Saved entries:
┌──

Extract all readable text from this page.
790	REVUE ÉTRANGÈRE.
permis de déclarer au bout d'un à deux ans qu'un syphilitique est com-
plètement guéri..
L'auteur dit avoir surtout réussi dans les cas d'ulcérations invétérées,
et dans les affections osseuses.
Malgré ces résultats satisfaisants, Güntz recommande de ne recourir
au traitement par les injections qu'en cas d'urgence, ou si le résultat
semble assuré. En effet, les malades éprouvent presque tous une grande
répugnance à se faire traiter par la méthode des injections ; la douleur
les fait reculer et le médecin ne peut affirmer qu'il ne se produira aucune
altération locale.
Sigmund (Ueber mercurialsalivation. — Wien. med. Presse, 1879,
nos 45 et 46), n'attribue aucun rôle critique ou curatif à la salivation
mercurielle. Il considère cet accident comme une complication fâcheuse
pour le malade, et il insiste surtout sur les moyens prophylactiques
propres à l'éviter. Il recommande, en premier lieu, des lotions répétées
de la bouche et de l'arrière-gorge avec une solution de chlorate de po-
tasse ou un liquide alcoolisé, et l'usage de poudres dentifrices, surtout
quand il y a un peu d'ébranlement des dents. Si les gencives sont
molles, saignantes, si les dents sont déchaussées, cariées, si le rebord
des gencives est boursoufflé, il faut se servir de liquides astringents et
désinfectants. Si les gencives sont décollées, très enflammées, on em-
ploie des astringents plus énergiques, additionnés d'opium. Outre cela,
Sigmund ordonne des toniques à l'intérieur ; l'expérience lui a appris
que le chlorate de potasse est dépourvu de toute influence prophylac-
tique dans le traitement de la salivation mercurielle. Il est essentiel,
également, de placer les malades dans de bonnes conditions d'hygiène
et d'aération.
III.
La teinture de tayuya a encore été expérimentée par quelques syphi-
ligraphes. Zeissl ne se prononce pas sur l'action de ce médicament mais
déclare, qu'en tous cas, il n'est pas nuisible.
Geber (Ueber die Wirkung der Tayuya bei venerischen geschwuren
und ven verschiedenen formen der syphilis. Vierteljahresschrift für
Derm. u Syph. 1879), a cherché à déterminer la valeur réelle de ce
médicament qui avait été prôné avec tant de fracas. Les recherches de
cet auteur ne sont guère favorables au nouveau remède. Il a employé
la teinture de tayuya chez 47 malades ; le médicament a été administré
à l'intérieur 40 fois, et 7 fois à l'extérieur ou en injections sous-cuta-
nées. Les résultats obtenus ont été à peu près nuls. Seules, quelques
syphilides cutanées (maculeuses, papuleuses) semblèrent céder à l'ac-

└──
┌──

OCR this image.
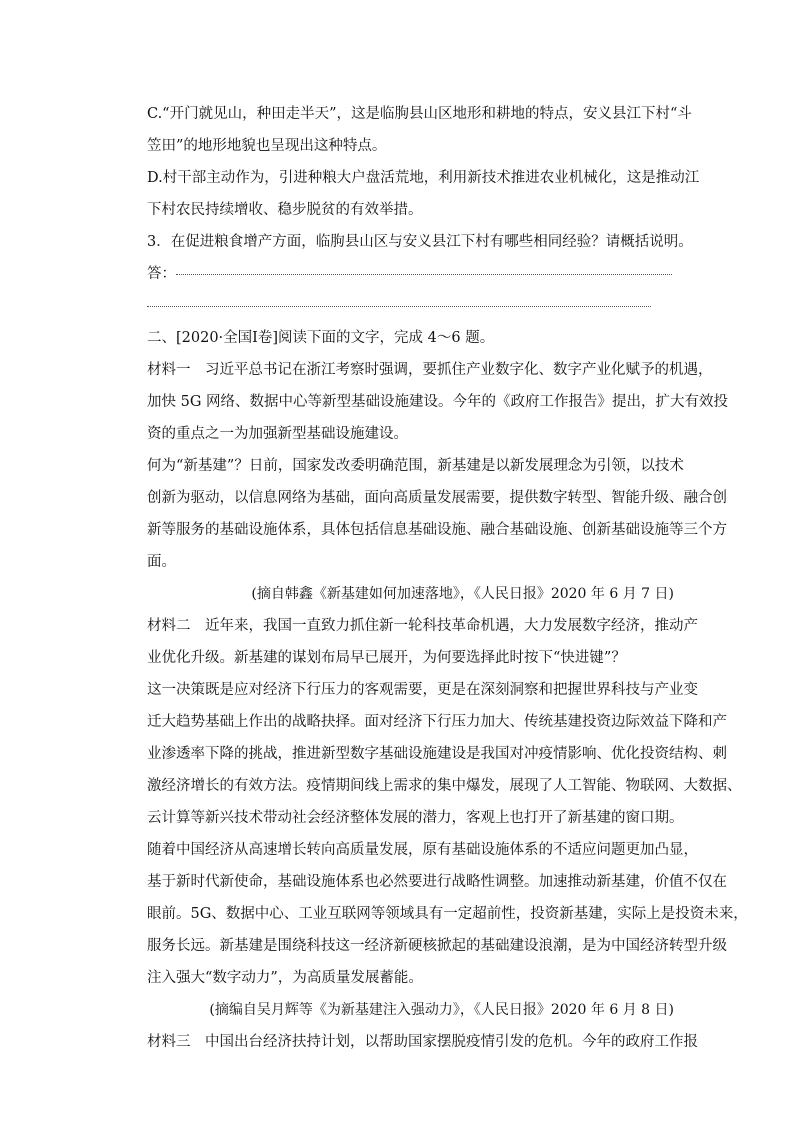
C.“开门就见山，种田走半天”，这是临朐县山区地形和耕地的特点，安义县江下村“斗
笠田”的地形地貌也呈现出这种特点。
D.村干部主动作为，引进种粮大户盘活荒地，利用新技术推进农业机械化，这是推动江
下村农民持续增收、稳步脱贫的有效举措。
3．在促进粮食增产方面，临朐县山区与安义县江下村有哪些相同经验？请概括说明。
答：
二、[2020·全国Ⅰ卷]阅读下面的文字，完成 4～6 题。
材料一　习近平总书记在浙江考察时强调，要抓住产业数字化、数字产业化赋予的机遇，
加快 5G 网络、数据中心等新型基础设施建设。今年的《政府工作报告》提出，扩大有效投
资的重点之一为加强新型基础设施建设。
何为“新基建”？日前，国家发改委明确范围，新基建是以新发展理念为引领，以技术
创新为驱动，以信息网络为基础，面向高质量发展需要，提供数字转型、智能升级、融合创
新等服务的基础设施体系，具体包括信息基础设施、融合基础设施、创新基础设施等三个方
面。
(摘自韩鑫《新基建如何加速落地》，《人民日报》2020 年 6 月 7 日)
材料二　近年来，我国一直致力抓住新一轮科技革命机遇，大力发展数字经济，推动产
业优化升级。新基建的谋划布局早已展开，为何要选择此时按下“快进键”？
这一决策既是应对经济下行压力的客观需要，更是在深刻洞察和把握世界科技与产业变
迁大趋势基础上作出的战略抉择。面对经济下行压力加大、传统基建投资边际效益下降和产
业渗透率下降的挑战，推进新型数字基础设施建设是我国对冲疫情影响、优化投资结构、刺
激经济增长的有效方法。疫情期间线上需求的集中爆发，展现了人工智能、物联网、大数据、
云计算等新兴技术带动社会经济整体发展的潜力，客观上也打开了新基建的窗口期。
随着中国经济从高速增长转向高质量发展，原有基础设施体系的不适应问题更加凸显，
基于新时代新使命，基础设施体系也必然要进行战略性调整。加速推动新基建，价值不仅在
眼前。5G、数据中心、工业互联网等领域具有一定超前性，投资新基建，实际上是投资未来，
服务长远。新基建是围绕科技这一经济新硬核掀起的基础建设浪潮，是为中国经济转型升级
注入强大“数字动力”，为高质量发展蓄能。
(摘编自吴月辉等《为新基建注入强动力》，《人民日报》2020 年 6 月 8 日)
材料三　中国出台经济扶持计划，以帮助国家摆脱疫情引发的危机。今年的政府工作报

└──
┌──

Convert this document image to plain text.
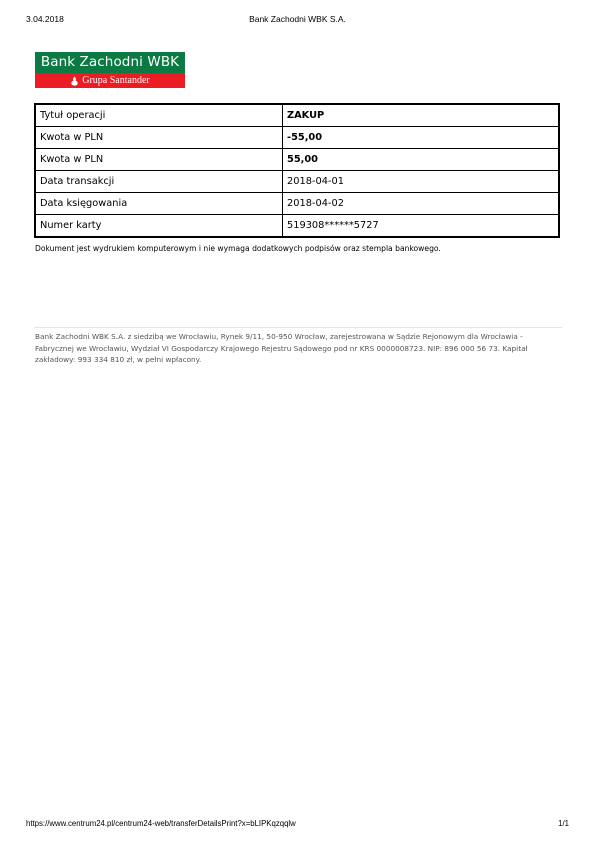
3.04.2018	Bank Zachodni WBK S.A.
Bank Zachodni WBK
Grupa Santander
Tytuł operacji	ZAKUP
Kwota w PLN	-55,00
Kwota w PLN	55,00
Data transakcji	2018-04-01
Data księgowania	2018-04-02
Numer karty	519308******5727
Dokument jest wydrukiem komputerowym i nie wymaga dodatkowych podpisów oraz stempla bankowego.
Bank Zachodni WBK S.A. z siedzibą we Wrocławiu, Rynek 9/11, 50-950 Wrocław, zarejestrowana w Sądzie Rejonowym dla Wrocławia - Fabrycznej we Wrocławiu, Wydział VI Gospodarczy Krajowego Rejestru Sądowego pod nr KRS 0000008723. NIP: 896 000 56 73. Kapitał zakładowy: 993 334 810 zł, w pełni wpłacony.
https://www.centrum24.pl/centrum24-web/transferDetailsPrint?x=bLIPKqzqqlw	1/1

└──

- **WHAT THE TASK REQUIRES**
The answer is a single number, the count of lines in the records that contain the string "dans".

- **RESULT**
4